Beata Tadla dawno nie była tak szczera. Otworzyła się na temat swojego małżeństwa
Chociaż Beata Tadla od lat należy do grona najpopularniejszych dziennikarek w Polsce, prowadząca "Pytanie na śniadanie" niezwykle rzadko opowiada o swoim życiu prywatnym. Ostatnio postanowiła zrobić wyjątek i udzieliła wywiadu, w którym wyznała, jak układa jej się w małżeństwie.
Na fali zmian w mediach publicznych do pracy w telewizyjnej Jedynce i Dwójce wróciło wiele byłych gwiazd, które przez ostatnie kilka lat omijały studio przy Woronicza szerokim łukiem. W związku z tym widzowie znów mogą oglądać na antenie Macieja Orłosia, Katarzynę Dowbor czy Katarzynę Burzyńską.
Do komentowania Eurowizji powrócił Artur Orzech, a niebawem prowadzeniem "Jaka to melodia" znów zajmie się Robert Janowski.
Grono gospodarzy "Pytania na śniadanie" powiększyło się ostatnio o Beatę Tadlę, która za czasów "dobrej zmiany" odeszła z Telewizji Polskiej.

### Zebrane wpisy danych

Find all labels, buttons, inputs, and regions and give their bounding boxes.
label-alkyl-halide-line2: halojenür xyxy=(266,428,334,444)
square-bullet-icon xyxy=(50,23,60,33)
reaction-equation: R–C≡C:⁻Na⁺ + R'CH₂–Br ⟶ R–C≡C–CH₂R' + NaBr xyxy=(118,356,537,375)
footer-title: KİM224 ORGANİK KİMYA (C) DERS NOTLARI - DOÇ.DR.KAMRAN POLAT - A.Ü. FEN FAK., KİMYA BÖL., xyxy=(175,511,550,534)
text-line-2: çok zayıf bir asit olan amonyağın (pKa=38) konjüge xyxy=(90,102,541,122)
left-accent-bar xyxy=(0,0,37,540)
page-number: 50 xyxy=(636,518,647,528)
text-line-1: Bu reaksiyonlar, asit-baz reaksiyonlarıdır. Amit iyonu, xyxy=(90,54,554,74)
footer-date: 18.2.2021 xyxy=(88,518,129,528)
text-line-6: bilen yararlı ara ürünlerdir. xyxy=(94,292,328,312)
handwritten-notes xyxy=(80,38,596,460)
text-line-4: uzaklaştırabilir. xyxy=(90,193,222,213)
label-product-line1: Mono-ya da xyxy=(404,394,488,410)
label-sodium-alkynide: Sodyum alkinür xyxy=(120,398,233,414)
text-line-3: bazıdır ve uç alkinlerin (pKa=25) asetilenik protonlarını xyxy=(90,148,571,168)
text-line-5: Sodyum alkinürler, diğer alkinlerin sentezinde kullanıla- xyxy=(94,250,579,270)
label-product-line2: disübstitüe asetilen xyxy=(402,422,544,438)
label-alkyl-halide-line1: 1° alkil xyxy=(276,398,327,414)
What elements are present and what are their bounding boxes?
==
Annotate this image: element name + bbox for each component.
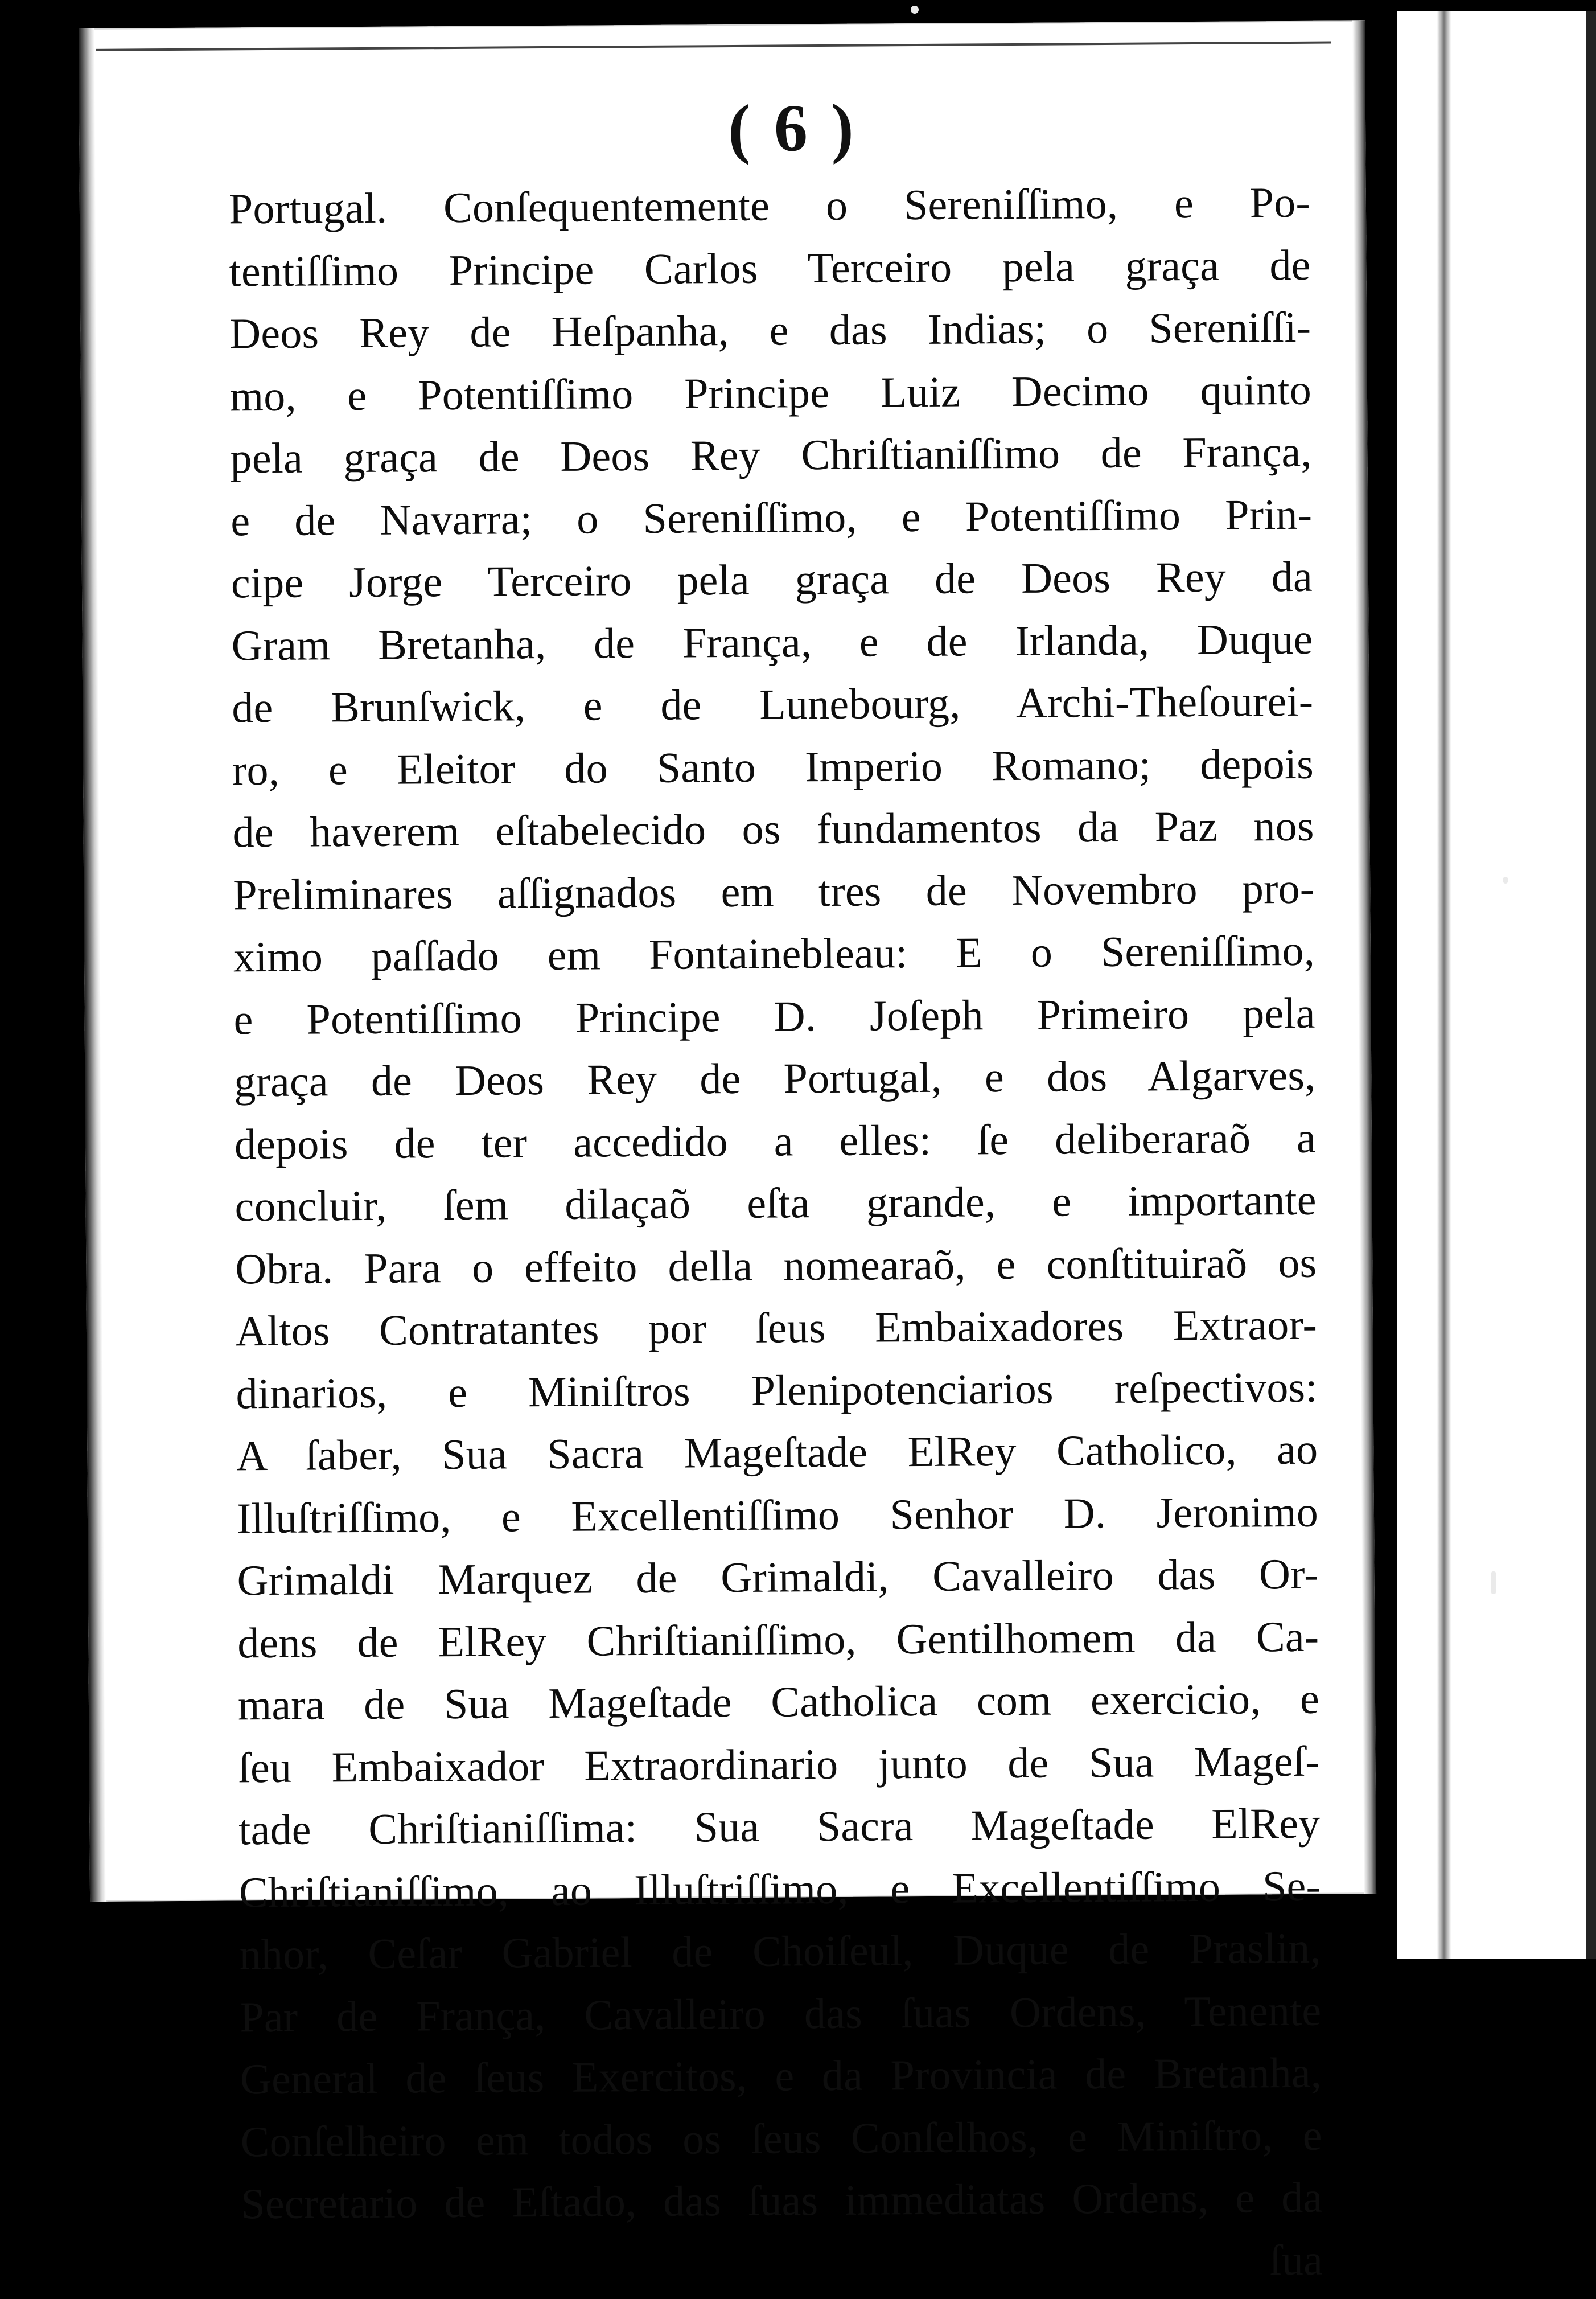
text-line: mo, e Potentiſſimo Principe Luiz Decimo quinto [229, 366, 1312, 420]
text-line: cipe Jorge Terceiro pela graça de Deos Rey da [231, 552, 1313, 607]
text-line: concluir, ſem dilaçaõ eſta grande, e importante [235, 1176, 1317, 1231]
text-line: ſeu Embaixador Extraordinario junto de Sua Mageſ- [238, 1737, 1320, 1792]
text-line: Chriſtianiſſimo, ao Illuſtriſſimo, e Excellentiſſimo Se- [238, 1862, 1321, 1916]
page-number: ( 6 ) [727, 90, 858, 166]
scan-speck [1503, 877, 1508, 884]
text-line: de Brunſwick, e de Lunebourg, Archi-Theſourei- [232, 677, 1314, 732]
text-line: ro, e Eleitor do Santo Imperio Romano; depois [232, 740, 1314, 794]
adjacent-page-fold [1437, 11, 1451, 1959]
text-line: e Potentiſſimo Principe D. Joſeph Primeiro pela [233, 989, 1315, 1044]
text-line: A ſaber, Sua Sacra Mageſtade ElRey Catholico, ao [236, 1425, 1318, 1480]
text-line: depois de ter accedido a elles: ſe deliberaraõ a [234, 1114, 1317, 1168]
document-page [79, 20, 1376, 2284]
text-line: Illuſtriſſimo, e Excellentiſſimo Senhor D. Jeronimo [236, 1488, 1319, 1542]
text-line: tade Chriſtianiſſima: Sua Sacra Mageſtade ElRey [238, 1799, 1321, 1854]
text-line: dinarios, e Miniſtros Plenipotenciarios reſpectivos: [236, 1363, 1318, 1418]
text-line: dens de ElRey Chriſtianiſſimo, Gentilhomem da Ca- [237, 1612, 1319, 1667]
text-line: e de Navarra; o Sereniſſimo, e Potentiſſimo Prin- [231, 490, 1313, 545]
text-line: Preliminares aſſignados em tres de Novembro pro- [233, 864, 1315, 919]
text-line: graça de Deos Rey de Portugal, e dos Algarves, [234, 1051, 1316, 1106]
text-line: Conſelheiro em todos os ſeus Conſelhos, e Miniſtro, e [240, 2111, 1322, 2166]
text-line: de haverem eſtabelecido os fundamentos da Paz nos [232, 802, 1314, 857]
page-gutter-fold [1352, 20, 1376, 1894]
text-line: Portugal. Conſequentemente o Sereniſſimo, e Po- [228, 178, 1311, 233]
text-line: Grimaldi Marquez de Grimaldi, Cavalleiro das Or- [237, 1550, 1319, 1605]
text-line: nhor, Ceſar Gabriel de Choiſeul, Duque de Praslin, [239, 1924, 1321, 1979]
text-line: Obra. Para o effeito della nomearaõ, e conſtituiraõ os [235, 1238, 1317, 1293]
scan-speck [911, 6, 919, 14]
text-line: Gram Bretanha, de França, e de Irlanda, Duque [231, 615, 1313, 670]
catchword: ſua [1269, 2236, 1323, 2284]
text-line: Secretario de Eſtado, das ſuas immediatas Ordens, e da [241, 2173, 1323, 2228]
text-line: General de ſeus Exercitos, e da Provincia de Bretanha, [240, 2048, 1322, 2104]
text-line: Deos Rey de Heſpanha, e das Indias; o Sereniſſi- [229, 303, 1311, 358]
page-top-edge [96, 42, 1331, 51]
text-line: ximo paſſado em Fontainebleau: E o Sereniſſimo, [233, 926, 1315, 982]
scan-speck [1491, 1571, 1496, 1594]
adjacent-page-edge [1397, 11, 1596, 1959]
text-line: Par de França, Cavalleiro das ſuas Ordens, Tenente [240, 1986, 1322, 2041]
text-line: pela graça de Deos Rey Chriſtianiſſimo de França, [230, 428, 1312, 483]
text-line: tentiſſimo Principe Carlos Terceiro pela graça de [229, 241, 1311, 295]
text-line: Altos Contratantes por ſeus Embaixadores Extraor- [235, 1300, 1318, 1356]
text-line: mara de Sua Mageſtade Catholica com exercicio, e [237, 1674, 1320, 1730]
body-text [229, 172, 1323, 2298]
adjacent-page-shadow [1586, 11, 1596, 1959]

### ZADANIA
1. Wypisz wszystkie osoby wymienione z imienia i nazwiska w artykule o Beacie Tadli.
2. Wyodrębnij bez zmian wiersze rekordów od wiersza zawierającego "text-line: mo, e" do wiersza zawierającego "scan-speck [1503, 877, 1508, 884]", włącznie z oboma.

### OCZEKIWANE ODPOWIEDZI
1.
Beata Tadla
Maciej Orłoś
Katarzyna Dowbor
Katarzyna Burzyńska
Artur Orzech
Robert Janowski

2.
text-line: mo, e Potentiſſimo Principe Luiz Decimo quinto [229, 366, 1312, 420]
text-line: cipe Jorge Terceiro pela graça de Deos Rey da [231, 552, 1313, 607]
text-line: concluir, ſem dilaçaõ eſta grande, e importante [235, 1176, 1317, 1231]
text-line: ſeu Embaixador Extraordinario junto de Sua Mageſ- [238, 1737, 1320, 1792]
text-line: Chriſtianiſſimo, ao Illuſtriſſimo, e Excellentiſſimo Se- [238, 1862, 1321, 1916]
page-number: ( 6 ) [727, 90, 858, 166]
scan-speck [1503, 877, 1508, 884]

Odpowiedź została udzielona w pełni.